Data excerpts
◆ ◆ ◆ ◆ ◆

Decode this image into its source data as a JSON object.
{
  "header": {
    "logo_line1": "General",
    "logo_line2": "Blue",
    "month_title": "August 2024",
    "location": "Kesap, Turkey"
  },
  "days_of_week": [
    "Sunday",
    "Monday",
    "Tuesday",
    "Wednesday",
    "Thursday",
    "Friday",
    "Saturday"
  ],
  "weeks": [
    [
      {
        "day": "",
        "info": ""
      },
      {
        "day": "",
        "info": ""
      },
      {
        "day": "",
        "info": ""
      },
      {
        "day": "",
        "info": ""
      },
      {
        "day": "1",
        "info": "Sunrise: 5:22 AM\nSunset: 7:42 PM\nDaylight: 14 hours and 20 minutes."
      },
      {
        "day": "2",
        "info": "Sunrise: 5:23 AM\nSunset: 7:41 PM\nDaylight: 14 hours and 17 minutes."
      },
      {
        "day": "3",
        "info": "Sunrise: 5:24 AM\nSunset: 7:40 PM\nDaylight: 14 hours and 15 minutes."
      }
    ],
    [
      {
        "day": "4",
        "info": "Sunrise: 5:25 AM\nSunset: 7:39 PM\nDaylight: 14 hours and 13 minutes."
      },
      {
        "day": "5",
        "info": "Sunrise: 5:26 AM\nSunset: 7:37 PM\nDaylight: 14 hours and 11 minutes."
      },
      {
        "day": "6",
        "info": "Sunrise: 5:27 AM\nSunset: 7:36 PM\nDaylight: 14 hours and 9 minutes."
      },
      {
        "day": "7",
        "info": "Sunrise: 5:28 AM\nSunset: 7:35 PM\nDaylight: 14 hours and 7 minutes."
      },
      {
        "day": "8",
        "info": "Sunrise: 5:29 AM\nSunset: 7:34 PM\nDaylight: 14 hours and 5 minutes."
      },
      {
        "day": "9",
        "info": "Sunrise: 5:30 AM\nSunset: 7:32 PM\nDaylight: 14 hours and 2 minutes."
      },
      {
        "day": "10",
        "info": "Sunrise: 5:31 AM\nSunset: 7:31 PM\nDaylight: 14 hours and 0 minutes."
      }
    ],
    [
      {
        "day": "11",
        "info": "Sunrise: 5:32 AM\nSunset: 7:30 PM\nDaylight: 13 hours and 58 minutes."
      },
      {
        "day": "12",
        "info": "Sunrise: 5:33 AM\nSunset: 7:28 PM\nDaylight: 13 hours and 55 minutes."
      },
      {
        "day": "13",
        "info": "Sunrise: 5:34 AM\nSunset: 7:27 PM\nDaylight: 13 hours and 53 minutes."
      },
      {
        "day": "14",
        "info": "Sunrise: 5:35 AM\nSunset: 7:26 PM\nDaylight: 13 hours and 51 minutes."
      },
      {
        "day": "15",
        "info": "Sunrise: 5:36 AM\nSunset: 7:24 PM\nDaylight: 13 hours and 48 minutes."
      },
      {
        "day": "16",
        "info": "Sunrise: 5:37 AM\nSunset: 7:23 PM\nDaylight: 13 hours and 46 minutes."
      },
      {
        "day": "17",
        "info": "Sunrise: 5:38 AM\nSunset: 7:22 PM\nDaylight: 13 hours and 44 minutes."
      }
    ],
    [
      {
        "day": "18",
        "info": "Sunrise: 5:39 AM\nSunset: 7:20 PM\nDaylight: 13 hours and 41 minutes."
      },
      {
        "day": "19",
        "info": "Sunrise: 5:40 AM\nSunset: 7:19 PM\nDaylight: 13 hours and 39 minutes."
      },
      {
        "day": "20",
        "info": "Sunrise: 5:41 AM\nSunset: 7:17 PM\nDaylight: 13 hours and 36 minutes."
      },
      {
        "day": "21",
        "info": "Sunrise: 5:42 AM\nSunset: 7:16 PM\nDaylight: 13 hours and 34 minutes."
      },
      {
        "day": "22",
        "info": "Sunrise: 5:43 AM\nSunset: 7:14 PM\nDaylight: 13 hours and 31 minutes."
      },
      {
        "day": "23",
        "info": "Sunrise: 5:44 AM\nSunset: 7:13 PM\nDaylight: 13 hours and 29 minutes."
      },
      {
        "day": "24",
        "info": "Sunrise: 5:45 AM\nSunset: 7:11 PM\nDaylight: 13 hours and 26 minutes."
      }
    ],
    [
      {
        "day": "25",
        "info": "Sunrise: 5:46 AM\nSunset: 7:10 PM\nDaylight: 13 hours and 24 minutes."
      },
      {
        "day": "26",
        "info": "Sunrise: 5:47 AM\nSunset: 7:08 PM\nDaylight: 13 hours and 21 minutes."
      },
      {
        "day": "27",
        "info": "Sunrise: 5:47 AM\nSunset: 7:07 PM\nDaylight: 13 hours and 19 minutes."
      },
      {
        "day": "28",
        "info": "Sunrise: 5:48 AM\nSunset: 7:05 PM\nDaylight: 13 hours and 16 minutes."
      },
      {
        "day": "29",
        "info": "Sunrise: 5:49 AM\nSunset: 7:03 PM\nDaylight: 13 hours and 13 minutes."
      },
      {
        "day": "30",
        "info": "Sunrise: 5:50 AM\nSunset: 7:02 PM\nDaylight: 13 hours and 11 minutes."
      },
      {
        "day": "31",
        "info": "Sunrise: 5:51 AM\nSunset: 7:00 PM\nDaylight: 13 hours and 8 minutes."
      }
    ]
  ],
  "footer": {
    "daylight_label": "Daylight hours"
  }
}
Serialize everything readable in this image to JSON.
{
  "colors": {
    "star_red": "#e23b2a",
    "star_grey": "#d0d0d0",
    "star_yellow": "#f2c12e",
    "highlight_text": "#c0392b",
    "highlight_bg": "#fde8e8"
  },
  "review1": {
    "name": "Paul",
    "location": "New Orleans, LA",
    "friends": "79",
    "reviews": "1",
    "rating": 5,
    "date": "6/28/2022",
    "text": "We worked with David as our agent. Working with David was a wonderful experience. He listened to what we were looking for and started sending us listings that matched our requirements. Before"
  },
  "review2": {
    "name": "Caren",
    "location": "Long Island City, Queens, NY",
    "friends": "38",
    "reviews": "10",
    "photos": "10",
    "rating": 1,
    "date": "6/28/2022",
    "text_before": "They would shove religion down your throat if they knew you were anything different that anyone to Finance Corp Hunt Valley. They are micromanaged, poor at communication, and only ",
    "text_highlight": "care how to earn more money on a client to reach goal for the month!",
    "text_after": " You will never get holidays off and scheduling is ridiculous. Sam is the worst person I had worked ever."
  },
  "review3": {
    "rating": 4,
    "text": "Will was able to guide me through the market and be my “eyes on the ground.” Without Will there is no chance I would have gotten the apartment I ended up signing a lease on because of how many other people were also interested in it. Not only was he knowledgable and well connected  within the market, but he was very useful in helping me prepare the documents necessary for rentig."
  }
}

◆ ◆ ◆ ◆ ◆

## WORK TO BE COMPLETED
All the data must be duplicated exactly, with nothing added or removed.

## ANSWER IN FULL
Decode this image into its source data as a JSON object.
{
  "header": {
    "logo_line1": "General",
    "logo_line2": "Blue",
    "month_title": "August 2024",
    "location": "Kesap, Turkey"
  },
  "days_of_week": [
    "Sunday",
    "Monday",
    "Tuesday",
    "Wednesday",
    "Thursday",
    "Friday",
    "Saturday"
  ],
  "weeks": [
    [
      {
        "day": "",
        "info": ""
      },
      {
        "day": "",
        "info": ""
      },
      {
        "day": "",
        "info": ""
      },
      {
        "day": "",
        "info": ""
      },
      {
        "day": "1",
        "info": "Sunrise: 5:22 AM\nSunset: 7:42 PM\nDaylight: 14 hours and 20 minutes."
      },
      {
        "day": "2",
        "info": "Sunrise: 5:23 AM\nSunset: 7:41 PM\nDaylight: 14 hours and 17 minutes."
      },
      {
        "day": "3",
        "info": "Sunrise: 5:24 AM\nSunset: 7:40 PM\nDaylight: 14 hours and 15 minutes."
      }
    ],
    [
      {
        "day": "4",
        "info": "Sunrise: 5:25 AM\nSunset: 7:39 PM\nDaylight: 14 hours and 13 minutes."
      },
      {
        "day": "5",
        "info": "Sunrise: 5:26 AM\nSunset: 7:37 PM\nDaylight: 14 hours and 11 minutes."
      },
      {
        "day": "6",
        "info": "Sunrise: 5:27 AM\nSunset: 7:36 PM\nDaylight: 14 hours and 9 minutes."
      },
      {
        "day": "7",
        "info": "Sunrise: 5:28 AM\nSunset: 7:35 PM\nDaylight: 14 hours and 7 minutes."
      },
      {
        "day": "8",
        "info": "Sunrise: 5:29 AM\nSunset: 7:34 PM\nDaylight: 14 hours and 5 minutes."
      },
      {
        "day": "9",
        "info": "Sunrise: 5:30 AM\nSunset: 7:32 PM\nDaylight: 14 hours and 2 minutes."
      },
      {
        "day": "10",
        "info": "Sunrise: 5:31 AM\nSunset: 7:31 PM\nDaylight: 14 hours and 0 minutes."
      }
    ],
    [
      {
        "day": "11",
        "info": "Sunrise: 5:32 AM\nSunset: 7:30 PM\nDaylight: 13 hours and 58 minutes."
      },
      {
        "day": "12",
        "info": "Sunrise: 5:33 AM\nSunset: 7:28 PM\nDaylight: 13 hours and 55 minutes."
      },
      {
        "day": "13",
        "info": "Sunrise: 5:34 AM\nSunset: 7:27 PM\nDaylight: 13 hours and 53 minutes."
      },
      {
        "day": "14",
        "info": "Sunrise: 5:35 AM\nSunset: 7:26 PM\nDaylight: 13 hours and 51 minutes."
      },
      {
        "day": "15",
        "info": "Sunrise: 5:36 AM\nSunset: 7:24 PM\nDaylight: 13 hours and 48 minutes."
      },
      {
        "day": "16",
        "info": "Sunrise: 5:37 AM\nSunset: 7:23 PM\nDaylight: 13 hours and 46 minutes."
      },
      {
        "day": "17",
        "info": "Sunrise: 5:38 AM\nSunset: 7:22 PM\nDaylight: 13 hours and 44 minutes."
      }
    ],
    [
      {
        "day": "18",
        "info": "Sunrise: 5:39 AM\nSunset: 7:20 PM\nDaylight: 13 hours and 41 minutes."
      },
      {
        "day": "19",
        "info": "Sunrise: 5:40 AM\nSunset: 7:19 PM\nDaylight: 13 hours and 39 minutes."
      },
      {
        "day": "20",
        "info": "Sunrise: 5:41 AM\nSunset: 7:17 PM\nDaylight: 13 hours and 36 minutes."
      },
      {
        "day": "21",
        "info": "Sunrise: 5:42 AM\nSunset: 7:16 PM\nDaylight: 13 hours and 34 minutes."
      },
      {
        "day": "22",
        "info": "Sunrise: 5:43 AM\nSunset: 7:14 PM\nDaylight: 13 hours and 31 minutes."
      },
      {
        "day": "23",
        "info": "Sunrise: 5:44 AM\nSunset: 7:13 PM\nDaylight: 13 hours and 29 minutes."
      },
      {
        "day": "24",
        "info": "Sunrise: 5:45 AM\nSunset: 7:11 PM\nDaylight: 13 hours and 26 minutes."
      }
    ],
    [
      {
        "day": "25",
        "info": "Sunrise: 5:46 AM\nSunset: 7:10 PM\nDaylight: 13 hours and 24 minutes."
      },
      {
        "day": "26",
        "info": "Sunrise: 5:47 AM\nSunset: 7:08 PM\nDaylight: 13 hours and 21 minutes."
      },
      {
        "day": "27",
        "info": "Sunrise: 5:47 AM\nSunset: 7:07 PM\nDaylight: 13 hours and 19 minutes."
      },
      {
        "day": "28",
        "info": "Sunrise: 5:48 AM\nSunset: 7:05 PM\nDaylight: 13 hours and 16 minutes."
      },
      {
        "day": "29",
        "info": "Sunrise: 5:49 AM\nSunset: 7:03 PM\nDaylight: 13 hours and 13 minutes."
      },
      {
        "day": "30",
        "info": "Sunrise: 5:50 AM\nSunset: 7:02 PM\nDaylight: 13 hours and 11 minutes."
      },
      {
        "day": "31",
        "info": "Sunrise: 5:51 AM\nSunset: 7:00 PM\nDaylight: 13 hours and 8 minutes."
      }
    ]
  ],
  "footer": {
    "daylight_label": "Daylight hours"
  }
}
Serialize everything readable in this image to JSON.
{
  "colors": {
    "star_red": "#e23b2a",
    "star_grey": "#d0d0d0",
    "star_yellow": "#f2c12e",
    "highlight_text": "#c0392b",
    "highlight_bg": "#fde8e8"
  },
  "review1": {
    "name": "Paul",
    "location": "New Orleans, LA",
    "friends": "79",
    "reviews": "1",
    "rating": 5,
    "date": "6/28/2022",
    "text": "We worked with David as our agent. Working with David was a wonderful experience. He listened to what we were looking for and started sending us listings that matched our requirements. Before"
  },
  "review2": {
    "name": "Caren",
    "location": "Long Island City, Queens, NY",
    "friends": "38",
    "reviews": "10",
    "photos": "10",
    "rating": 1,
    "date": "6/28/2022",
    "text_before": "They would shove religion down your throat if they knew you were anything different that anyone to Finance Corp Hunt Valley. They are micromanaged, poor at communication, and only ",
    "text_highlight": "care how to earn more money on a client to reach goal for the month!",
    "text_after": " You will never get holidays off and scheduling is ridiculous. Sam is the worst person I had worked ever."
  },
  "review3": {
    "rating": 4,
    "text": "Will was able to guide me through the market and be my “eyes on the ground.” Without Will there is no chance I would have gotten the apartment I ended up signing a lease on because of how many other people were also interested in it. Not only was he knowledgable and well connected  within the market, but he was very useful in helping me prepare the documents necessary for rentig."
  }
}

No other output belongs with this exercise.